### [Exercise instructions]
Output the data exactly, with every line intact.

### [Material supplied]

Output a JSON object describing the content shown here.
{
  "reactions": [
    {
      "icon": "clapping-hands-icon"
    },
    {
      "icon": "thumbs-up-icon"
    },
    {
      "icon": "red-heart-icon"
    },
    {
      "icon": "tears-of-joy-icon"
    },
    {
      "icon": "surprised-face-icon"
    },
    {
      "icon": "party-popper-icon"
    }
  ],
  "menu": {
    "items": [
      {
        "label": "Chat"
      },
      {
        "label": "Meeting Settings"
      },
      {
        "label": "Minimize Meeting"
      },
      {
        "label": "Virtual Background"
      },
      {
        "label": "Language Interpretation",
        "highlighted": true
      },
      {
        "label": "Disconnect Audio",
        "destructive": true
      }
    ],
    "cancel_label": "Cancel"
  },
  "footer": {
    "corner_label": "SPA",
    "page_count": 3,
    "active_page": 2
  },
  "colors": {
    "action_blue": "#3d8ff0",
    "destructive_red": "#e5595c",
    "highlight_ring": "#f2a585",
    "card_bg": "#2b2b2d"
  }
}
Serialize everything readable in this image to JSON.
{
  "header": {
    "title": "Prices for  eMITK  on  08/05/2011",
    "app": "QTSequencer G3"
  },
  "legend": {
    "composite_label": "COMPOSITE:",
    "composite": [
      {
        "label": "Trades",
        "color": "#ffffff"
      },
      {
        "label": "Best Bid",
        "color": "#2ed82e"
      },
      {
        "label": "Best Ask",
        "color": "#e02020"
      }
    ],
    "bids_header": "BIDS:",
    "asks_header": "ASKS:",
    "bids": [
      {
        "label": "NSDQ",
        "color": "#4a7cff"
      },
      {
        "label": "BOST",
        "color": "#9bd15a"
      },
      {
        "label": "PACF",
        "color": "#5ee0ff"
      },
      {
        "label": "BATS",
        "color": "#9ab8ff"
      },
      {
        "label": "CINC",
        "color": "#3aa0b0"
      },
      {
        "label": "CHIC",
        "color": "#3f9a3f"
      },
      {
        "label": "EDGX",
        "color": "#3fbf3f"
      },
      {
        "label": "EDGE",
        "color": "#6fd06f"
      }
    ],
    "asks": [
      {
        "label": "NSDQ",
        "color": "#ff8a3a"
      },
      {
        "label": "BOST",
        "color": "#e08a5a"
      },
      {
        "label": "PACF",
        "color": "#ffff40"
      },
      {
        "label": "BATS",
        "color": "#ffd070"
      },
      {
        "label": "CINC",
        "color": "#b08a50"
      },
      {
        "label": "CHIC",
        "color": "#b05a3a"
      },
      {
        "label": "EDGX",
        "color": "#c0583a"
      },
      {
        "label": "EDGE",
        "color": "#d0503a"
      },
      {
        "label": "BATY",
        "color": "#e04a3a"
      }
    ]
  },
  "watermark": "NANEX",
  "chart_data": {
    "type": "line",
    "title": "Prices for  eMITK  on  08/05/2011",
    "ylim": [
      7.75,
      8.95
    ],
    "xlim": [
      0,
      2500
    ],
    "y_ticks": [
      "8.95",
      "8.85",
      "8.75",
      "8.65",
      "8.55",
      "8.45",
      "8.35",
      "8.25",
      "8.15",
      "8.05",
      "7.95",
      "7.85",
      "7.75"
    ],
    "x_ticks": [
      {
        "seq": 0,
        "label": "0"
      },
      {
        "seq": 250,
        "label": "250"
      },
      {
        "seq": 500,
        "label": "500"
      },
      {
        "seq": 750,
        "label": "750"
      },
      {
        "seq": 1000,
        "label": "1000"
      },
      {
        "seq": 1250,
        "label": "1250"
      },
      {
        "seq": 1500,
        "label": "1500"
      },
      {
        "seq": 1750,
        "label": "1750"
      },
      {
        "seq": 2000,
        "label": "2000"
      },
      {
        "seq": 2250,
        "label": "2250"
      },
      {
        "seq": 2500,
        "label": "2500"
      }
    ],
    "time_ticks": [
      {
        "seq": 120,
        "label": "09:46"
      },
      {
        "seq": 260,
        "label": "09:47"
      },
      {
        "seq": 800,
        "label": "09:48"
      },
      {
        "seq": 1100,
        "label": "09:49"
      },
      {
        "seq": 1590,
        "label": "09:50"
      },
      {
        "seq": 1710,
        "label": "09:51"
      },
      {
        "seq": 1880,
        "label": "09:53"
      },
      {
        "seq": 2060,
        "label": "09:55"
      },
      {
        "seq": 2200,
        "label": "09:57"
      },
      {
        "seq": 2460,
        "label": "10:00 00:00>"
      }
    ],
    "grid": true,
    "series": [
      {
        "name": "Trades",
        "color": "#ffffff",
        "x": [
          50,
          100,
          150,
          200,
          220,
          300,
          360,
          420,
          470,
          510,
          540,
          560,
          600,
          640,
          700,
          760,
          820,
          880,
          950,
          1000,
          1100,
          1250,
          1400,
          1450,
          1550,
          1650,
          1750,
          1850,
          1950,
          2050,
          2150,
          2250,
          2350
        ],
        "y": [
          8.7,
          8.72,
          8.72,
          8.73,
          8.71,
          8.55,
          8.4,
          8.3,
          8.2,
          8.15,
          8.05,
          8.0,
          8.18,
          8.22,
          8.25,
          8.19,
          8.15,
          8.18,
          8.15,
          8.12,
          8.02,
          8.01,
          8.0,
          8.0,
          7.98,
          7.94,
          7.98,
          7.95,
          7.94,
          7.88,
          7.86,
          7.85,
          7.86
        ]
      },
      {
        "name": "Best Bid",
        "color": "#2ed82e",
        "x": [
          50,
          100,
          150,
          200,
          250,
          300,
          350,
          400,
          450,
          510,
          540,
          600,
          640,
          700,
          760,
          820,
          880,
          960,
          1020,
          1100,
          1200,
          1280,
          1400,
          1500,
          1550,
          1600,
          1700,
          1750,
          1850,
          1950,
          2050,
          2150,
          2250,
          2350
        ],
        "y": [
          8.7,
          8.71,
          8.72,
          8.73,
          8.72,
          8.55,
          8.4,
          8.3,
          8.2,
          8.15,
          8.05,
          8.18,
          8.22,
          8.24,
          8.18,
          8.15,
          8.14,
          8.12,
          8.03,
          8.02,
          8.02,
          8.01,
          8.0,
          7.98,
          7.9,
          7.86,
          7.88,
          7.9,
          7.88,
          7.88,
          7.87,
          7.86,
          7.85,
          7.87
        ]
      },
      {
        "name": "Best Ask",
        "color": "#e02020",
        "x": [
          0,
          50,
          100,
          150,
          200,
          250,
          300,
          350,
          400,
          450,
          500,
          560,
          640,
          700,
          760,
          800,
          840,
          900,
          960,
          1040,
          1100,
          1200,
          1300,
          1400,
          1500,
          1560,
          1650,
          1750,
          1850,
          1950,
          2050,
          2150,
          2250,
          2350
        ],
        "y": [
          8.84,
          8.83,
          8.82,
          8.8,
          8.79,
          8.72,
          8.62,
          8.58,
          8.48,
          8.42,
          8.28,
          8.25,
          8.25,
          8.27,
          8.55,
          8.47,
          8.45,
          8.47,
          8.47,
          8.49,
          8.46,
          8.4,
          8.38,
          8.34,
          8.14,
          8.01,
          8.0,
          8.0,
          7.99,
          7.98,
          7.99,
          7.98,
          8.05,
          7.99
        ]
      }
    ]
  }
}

### [Full output]
Output a JSON object describing the content shown here.
{
  "reactions": [
    {
      "icon": "clapping-hands-icon"
    },
    {
      "icon": "thumbs-up-icon"
    },
    {
      "icon": "red-heart-icon"
    },
    {
      "icon": "tears-of-joy-icon"
    },
    {
      "icon": "surprised-face-icon"
    },
    {
      "icon": "party-popper-icon"
    }
  ],
  "menu": {
    "items": [
      {
        "label": "Chat"
      },
      {
        "label": "Meeting Settings"
      },
      {
        "label": "Minimize Meeting"
      },
      {
        "label": "Virtual Background"
      },
      {
        "label": "Language Interpretation",
        "highlighted": true
      },
      {
        "label": "Disconnect Audio",
        "destructive": true
      }
    ],
    "cancel_label": "Cancel"
  },
  "footer": {
    "corner_label": "SPA",
    "page_count": 3,
    "active_page": 2
  },
  "colors": {
    "action_blue": "#3d8ff0",
    "destructive_red": "#e5595c",
    "highlight_ring": "#f2a585",
    "card_bg": "#2b2b2d"
  }
}
Serialize everything readable in this image to JSON.
{
  "header": {
    "title": "Prices for  eMITK  on  08/05/2011",
    "app": "QTSequencer G3"
  },
  "legend": {
    "composite_label": "COMPOSITE:",
    "composite": [
      {
        "label": "Trades",
        "color": "#ffffff"
      },
      {
        "label": "Best Bid",
        "color": "#2ed82e"
      },
      {
        "label": "Best Ask",
        "color": "#e02020"
      }
    ],
    "bids_header": "BIDS:",
    "asks_header": "ASKS:",
    "bids": [
      {
        "label": "NSDQ",
        "color": "#4a7cff"
      },
      {
        "label": "BOST",
        "color": "#9bd15a"
      },
      {
        "label": "PACF",
        "color": "#5ee0ff"
      },
      {
        "label": "BATS",
        "color": "#9ab8ff"
      },
      {
        "label": "CINC",
        "color": "#3aa0b0"
      },
      {
        "label": "CHIC",
        "color": "#3f9a3f"
      },
      {
        "label": "EDGX",
        "color": "#3fbf3f"
      },
      {
        "label": "EDGE",
        "color": "#6fd06f"
      }
    ],
    "asks": [
      {
        "label": "NSDQ",
        "color": "#ff8a3a"
      },
      {
        "label": "BOST",
        "color": "#e08a5a"
      },
      {
        "label": "PACF",
        "color": "#ffff40"
      },
      {
        "label": "BATS",
        "color": "#ffd070"
      },
      {
        "label": "CINC",
        "color": "#b08a50"
      },
      {
        "label": "CHIC",
        "color": "#b05a3a"
      },
      {
        "label": "EDGX",
        "color": "#c0583a"
      },
      {
        "label": "EDGE",
        "color": "#d0503a"
      },
      {
        "label": "BATY",
        "color": "#e04a3a"
      }
    ]
  },
  "watermark": "NANEX",
  "chart_data": {
    "type": "line",
    "title": "Prices for  eMITK  on  08/05/2011",
    "ylim": [
      7.75,
      8.95
    ],
    "xlim": [
      0,
      2500
    ],
    "y_ticks": [
      "8.95",
      "8.85",
      "8.75",
      "8.65",
      "8.55",
      "8.45",
      "8.35",
      "8.25",
      "8.15",
      "8.05",
      "7.95",
      "7.85",
      "7.75"
    ],
    "x_ticks": [
      {
        "seq": 0,
        "label": "0"
      },
      {
        "seq": 250,
        "label": "250"
      },
      {
        "seq": 500,
        "label": "500"
      },
      {
        "seq": 750,
        "label": "750"
      },
      {
        "seq": 1000,
        "label": "1000"
      },
      {
        "seq": 1250,
        "label": "1250"
      },
      {
        "seq": 1500,
        "label": "1500"
      },
      {
        "seq": 1750,
        "label": "1750"
      },
      {
        "seq": 2000,
        "label": "2000"
      },
      {
        "seq": 2250,
        "label": "2250"
      },
      {
        "seq": 2500,
        "label": "2500"
      }
    ],
    "time_ticks": [
      {
        "seq": 120,
        "label": "09:46"
      },
      {
        "seq": 260,
        "label": "09:47"
      },
      {
        "seq": 800,
        "label": "09:48"
      },
      {
        "seq": 1100,
        "label": "09:49"
      },
      {
        "seq": 1590,
        "label": "09:50"
      },
      {
        "seq": 1710,
        "label": "09:51"
      },
      {
        "seq": 1880,
        "label": "09:53"
      },
      {
        "seq": 2060,
        "label": "09:55"
      },
      {
        "seq": 2200,
        "label": "09:57"
      },
      {
        "seq": 2460,
        "label": "10:00 00:00>"
      }
    ],
    "grid": true,
    "series": [
      {
        "name": "Trades",
        "color": "#ffffff",
        "x": [
          50,
          100,
          150,
          200,
          220,
          300,
          360,
          420,
          470,
          510,
          540,
          560,
          600,
          640,
          700,
          760,
          820,
          880,
          950,
          1000,
          1100,
          1250,
          1400,
          1450,
          1550,
          1650,
          1750,
          1850,
          1950,
          2050,
          2150,
          2250,
          2350
        ],
        "y": [
          8.7,
          8.72,
          8.72,
          8.73,
          8.71,
          8.55,
          8.4,
          8.3,
          8.2,
          8.15,
          8.05,
          8.0,
          8.18,
          8.22,
          8.25,
          8.19,
          8.15,
          8.18,
          8.15,
          8.12,
          8.02,
          8.01,
          8.0,
          8.0,
          7.98,
          7.94,
          7.98,
          7.95,
          7.94,
          7.88,
          7.86,
          7.85,
          7.86
        ]
      },
      {
        "name": "Best Bid",
        "color": "#2ed82e",
        "x": [
          50,
          100,
          150,
          200,
          250,
          300,
          350,
          400,
          450,
          510,
          540,
          600,
          640,
          700,
          760,
          820,
          880,
          960,
          1020,
          1100,
          1200,
          1280,
          1400,
          1500,
          1550,
          1600,
          1700,
          1750,
          1850,
          1950,
          2050,
          2150,
          2250,
          2350
        ],
        "y": [
          8.7,
          8.71,
          8.72,
          8.73,
          8.72,
          8.55,
          8.4,
          8.3,
          8.2,
          8.15,
          8.05,
          8.18,
          8.22,
          8.24,
          8.18,
          8.15,
          8.14,
          8.12,
          8.03,
          8.02,
          8.02,
          8.01,
          8.0,
          7.98,
          7.9,
          7.86,
          7.88,
          7.9,
          7.88,
          7.88,
          7.87,
          7.86,
          7.85,
          7.87
        ]
      },
      {
        "name": "Best Ask",
        "color": "#e02020",
        "x": [
          0,
          50,
          100,
          150,
          200,
          250,
          300,
          350,
          400,
          450,
          500,
          560,
          640,
          700,
          760,
          800,
          840,
          900,
          960,
          1040,
          1100,
          1200,
          1300,
          1400,
          1500,
          1560,
          1650,
          1750,
          1850,
          1950,
          2050,
          2150,
          2250,
          2350
        ],
        "y": [
          8.84,
          8.83,
          8.82,
          8.8,
          8.79,
          8.72,
          8.62,
          8.58,
          8.48,
          8.42,
          8.28,
          8.25,
          8.25,
          8.27,
          8.55,
          8.47,
          8.45,
          8.47,
          8.47,
          8.49,
          8.46,
          8.4,
          8.38,
          8.34,
          8.14,
          8.01,
          8.0,
          8.0,
          7.99,
          7.98,
          7.99,
          7.98,
          8.05,
          7.99
        ]
      }
    ]
  }
}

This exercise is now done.